> INPUT RECORDS:
## BEGIN

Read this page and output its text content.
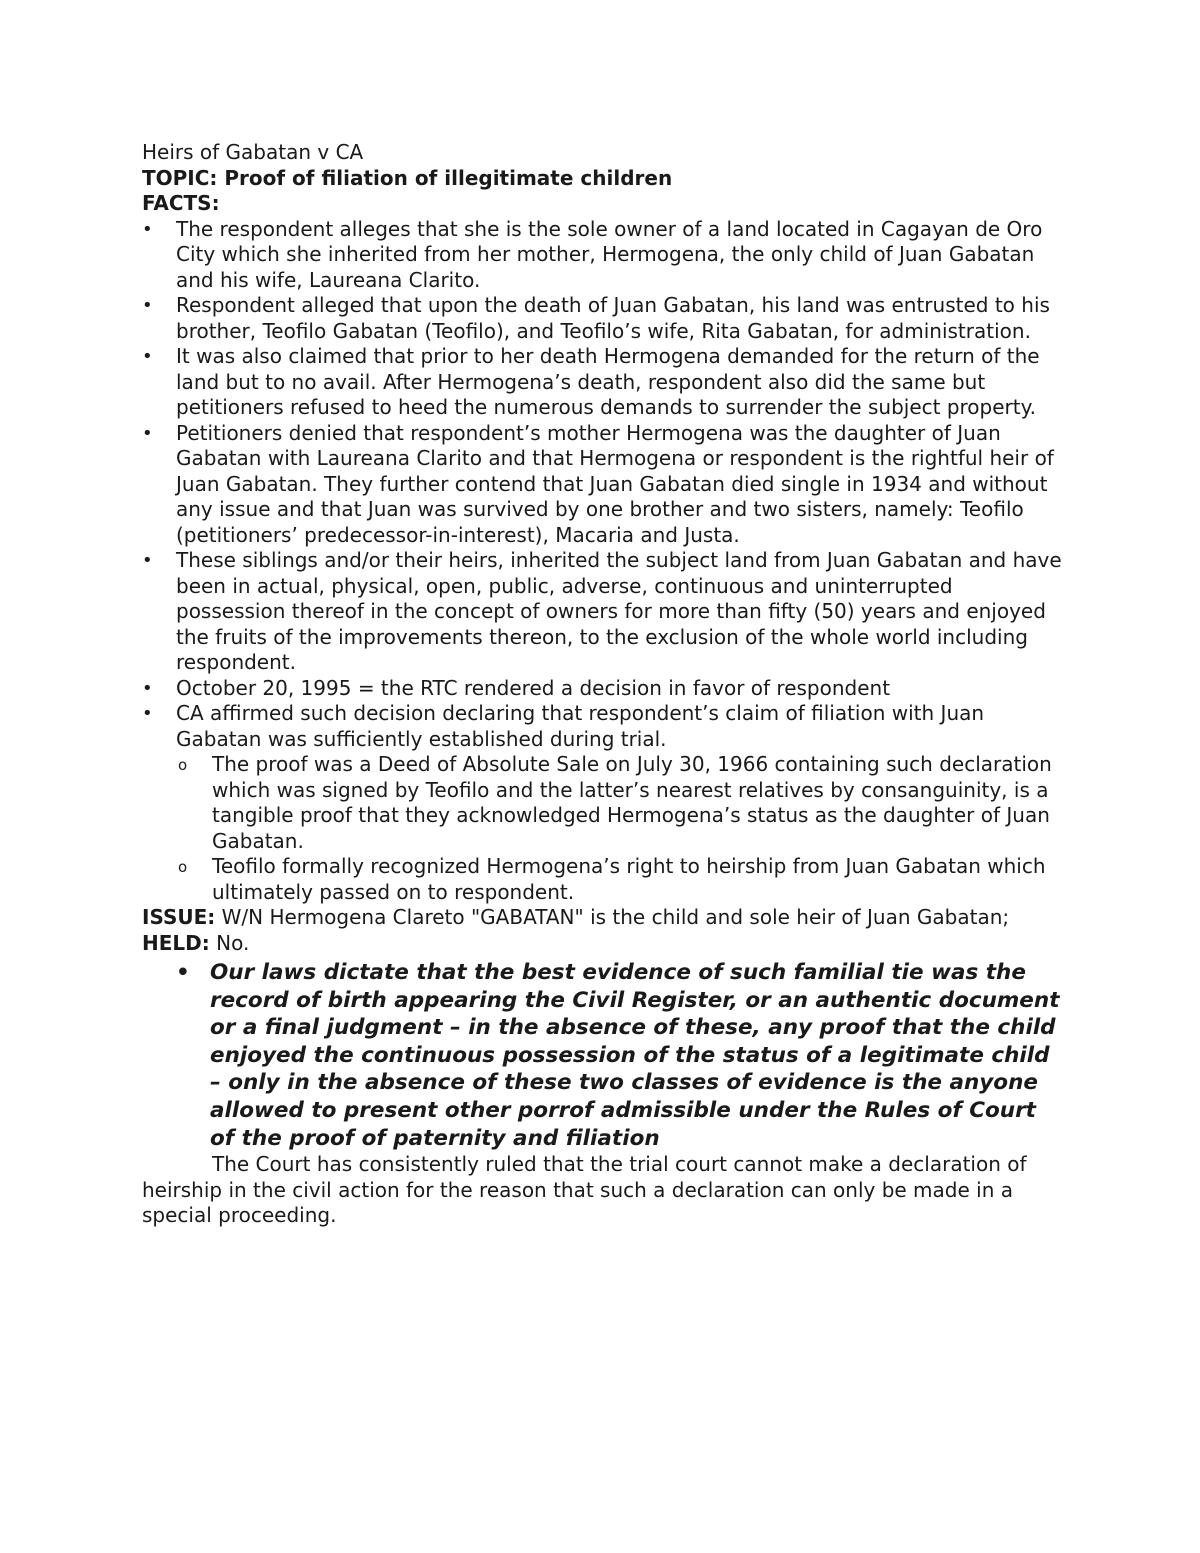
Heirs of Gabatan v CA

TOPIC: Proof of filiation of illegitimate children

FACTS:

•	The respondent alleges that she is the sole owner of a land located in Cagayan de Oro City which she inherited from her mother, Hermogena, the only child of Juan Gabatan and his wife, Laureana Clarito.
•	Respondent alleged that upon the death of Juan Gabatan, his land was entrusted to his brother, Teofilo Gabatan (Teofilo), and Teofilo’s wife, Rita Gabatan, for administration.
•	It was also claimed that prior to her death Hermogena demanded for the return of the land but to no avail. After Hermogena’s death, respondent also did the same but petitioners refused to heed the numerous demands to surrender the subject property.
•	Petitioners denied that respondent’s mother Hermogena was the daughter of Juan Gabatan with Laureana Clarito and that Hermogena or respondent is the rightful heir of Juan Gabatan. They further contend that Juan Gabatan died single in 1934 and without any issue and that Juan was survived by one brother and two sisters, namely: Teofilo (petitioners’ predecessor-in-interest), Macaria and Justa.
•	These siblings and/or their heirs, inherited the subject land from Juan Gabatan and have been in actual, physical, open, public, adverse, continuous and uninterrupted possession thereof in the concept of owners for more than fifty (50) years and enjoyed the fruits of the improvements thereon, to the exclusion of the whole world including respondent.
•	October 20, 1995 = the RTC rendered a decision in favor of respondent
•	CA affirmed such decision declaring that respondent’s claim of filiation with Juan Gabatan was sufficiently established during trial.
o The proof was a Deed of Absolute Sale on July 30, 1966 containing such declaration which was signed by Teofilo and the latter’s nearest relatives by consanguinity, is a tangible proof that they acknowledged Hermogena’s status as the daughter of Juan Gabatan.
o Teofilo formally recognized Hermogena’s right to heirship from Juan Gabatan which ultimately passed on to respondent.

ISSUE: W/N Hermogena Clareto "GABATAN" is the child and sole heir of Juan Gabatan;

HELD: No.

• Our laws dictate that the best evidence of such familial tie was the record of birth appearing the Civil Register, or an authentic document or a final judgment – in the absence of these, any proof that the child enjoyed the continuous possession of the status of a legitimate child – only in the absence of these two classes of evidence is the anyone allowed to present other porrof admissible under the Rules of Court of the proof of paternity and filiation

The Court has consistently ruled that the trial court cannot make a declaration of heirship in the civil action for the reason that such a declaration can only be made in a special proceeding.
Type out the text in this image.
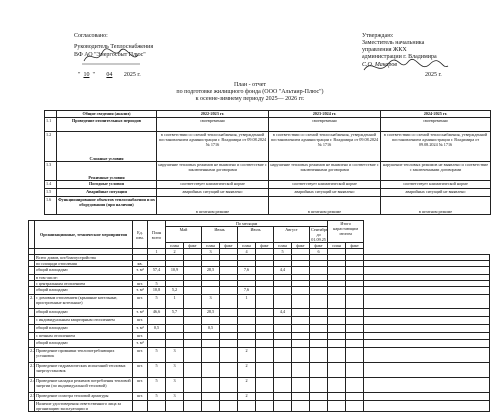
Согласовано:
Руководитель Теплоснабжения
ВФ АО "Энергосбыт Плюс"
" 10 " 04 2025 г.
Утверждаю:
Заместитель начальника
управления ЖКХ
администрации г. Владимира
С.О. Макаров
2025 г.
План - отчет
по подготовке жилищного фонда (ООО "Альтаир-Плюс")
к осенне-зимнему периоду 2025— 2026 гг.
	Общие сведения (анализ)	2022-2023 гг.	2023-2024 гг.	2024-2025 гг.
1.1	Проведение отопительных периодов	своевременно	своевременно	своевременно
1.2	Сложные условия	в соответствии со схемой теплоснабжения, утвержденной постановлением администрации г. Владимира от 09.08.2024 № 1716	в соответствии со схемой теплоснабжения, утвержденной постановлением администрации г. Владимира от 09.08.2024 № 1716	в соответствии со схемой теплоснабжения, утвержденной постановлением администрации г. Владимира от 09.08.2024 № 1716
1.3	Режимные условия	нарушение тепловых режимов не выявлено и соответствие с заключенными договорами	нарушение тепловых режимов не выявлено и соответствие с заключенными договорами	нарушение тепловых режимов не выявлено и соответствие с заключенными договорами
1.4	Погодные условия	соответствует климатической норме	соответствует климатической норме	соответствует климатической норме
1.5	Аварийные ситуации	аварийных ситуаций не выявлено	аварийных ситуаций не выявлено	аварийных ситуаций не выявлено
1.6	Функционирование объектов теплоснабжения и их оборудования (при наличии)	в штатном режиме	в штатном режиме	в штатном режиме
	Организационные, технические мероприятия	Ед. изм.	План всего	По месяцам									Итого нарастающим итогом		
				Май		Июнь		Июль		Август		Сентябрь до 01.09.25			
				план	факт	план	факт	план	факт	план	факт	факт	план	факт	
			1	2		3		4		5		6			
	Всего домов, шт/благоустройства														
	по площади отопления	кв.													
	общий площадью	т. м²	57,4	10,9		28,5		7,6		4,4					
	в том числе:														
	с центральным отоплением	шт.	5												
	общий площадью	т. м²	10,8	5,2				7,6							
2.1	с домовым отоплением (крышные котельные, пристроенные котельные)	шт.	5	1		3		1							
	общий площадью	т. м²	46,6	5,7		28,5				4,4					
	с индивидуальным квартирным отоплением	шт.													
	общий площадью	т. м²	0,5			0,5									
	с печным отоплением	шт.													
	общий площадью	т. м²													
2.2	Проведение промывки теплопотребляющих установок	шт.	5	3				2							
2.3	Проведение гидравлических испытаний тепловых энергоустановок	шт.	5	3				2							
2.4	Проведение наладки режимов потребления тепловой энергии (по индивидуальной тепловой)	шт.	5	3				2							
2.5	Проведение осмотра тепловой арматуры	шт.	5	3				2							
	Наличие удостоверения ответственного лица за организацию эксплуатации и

## END

> PROBLEM TO SOLVE: All the lines above are to be reproduced exactly, except the pictures.

> EXERCISE ANSWER:
Read this page and output its text content.
Heirs of Gabatan v CA

TOPIC: Proof of filiation of illegitimate children

FACTS:

•	The respondent alleges that she is the sole owner of a land located in Cagayan de Oro City which she inherited from her mother, Hermogena, the only child of Juan Gabatan and his wife, Laureana Clarito.
•	Respondent alleged that upon the death of Juan Gabatan, his land was entrusted to his brother, Teofilo Gabatan (Teofilo), and Teofilo’s wife, Rita Gabatan, for administration.
•	It was also claimed that prior to her death Hermogena demanded for the return of the land but to no avail. After Hermogena’s death, respondent also did the same but petitioners refused to heed the numerous demands to surrender the subject property.
•	Petitioners denied that respondent’s mother Hermogena was the daughter of Juan Gabatan with Laureana Clarito and that Hermogena or respondent is the rightful heir of Juan Gabatan. They further contend that Juan Gabatan died single in 1934 and without any issue and that Juan was survived by one brother and two sisters, namely: Teofilo (petitioners’ predecessor-in-interest), Macaria and Justa.
•	These siblings and/or their heirs, inherited the subject land from Juan Gabatan and have been in actual, physical, open, public, adverse, continuous and uninterrupted possession thereof in the concept of owners for more than fifty (50) years and enjoyed the fruits of the improvements thereon, to the exclusion of the whole world including respondent.
•	October 20, 1995 = the RTC rendered a decision in favor of respondent
•	CA affirmed such decision declaring that respondent’s claim of filiation with Juan Gabatan was sufficiently established during trial.
o The proof was a Deed of Absolute Sale on July 30, 1966 containing such declaration which was signed by Teofilo and the latter’s nearest relatives by consanguinity, is a tangible proof that they acknowledged Hermogena’s status as the daughter of Juan Gabatan.
o Teofilo formally recognized Hermogena’s right to heirship from Juan Gabatan which ultimately passed on to respondent.

ISSUE: W/N Hermogena Clareto "GABATAN" is the child and sole heir of Juan Gabatan;

HELD: No.

• Our laws dictate that the best evidence of such familial tie was the record of birth appearing the Civil Register, or an authentic document or a final judgment – in the absence of these, any proof that the child enjoyed the continuous possession of the status of a legitimate child – only in the absence of these two classes of evidence is the anyone allowed to present other porrof admissible under the Rules of Court of the proof of paternity and filiation

The Court has consistently ruled that the trial court cannot make a declaration of heirship in the civil action for the reason that such a declaration can only be made in a special proceeding.
Type out the text in this image.
Согласовано:
Руководитель Теплоснабжения
ВФ АО "Энергосбыт Плюс"
" 10 " 04 2025 г.
Утверждаю:
Заместитель начальника
управления ЖКХ
администрации г. Владимира
С.О. Макаров
2025 г.
План - отчет
по подготовке жилищного фонда (ООО "Альтаир-Плюс")
к осенне-зимнему периоду 2025— 2026 гг.
	Общие сведения (анализ)	2022-2023 гг.	2023-2024 гг.	2024-2025 гг.
1.1	Проведение отопительных периодов	своевременно	своевременно	своевременно
1.2	Сложные условия	в соответствии со схемой теплоснабжения, утвержденной постановлением администрации г. Владимира от 09.08.2024 № 1716	в соответствии со схемой теплоснабжения, утвержденной постановлением администрации г. Владимира от 09.08.2024 № 1716	в соответствии со схемой теплоснабжения, утвержденной постановлением администрации г. Владимира от 09.08.2024 № 1716
1.3	Режимные условия	нарушение тепловых режимов не выявлено и соответствие с заключенными договорами	нарушение тепловых режимов не выявлено и соответствие с заключенными договорами	нарушение тепловых режимов не выявлено и соответствие с заключенными договорами
1.4	Погодные условия	соответствует климатической норме	соответствует климатической норме	соответствует климатической норме
1.5	Аварийные ситуации	аварийных ситуаций не выявлено	аварийных ситуаций не выявлено	аварийных ситуаций не выявлено
1.6	Функционирование объектов теплоснабжения и их оборудования (при наличии)	в штатном режиме	в штатном режиме	в штатном режиме
	Организационные, технические мероприятия	Ед. изм.	План всего	По месяцам									Итого нарастающим итогом		
				Май		Июнь		Июль		Август		Сентябрь до 01.09.25			
				план	факт	план	факт	план	факт	план	факт	факт	план	факт	
			1	2		3		4		5		6			
	Всего домов, шт/благоустройства														
	по площади отопления	кв.													
	общий площадью	т. м²	57,4	10,9		28,5		7,6		4,4					
	в том числе:														
	с центральным отоплением	шт.	5												
	общий площадью	т. м²	10,8	5,2				7,6							
2.1	с домовым отоплением (крышные котельные, пристроенные котельные)	шт.	5	1		3		1							
	общий площадью	т. м²	46,6	5,7		28,5				4,4					
	с индивидуальным квартирным отоплением	шт.													
	общий площадью	т. м²	0,5			0,5									
	с печным отоплением	шт.													
	общий площадью	т. м²													
2.2	Проведение промывки теплопотребляющих установок	шт.	5	3				2							
2.3	Проведение гидравлических испытаний тепловых энергоустановок	шт.	5	3				2							
2.4	Проведение наладки режимов потребления тепловой энергии (по индивидуальной тепловой)	шт.	5	3				2							
2.5	Проведение осмотра тепловой арматуры	шт.	5	3				2							
	Наличие удостоверения ответственного лица за организацию эксплуатации и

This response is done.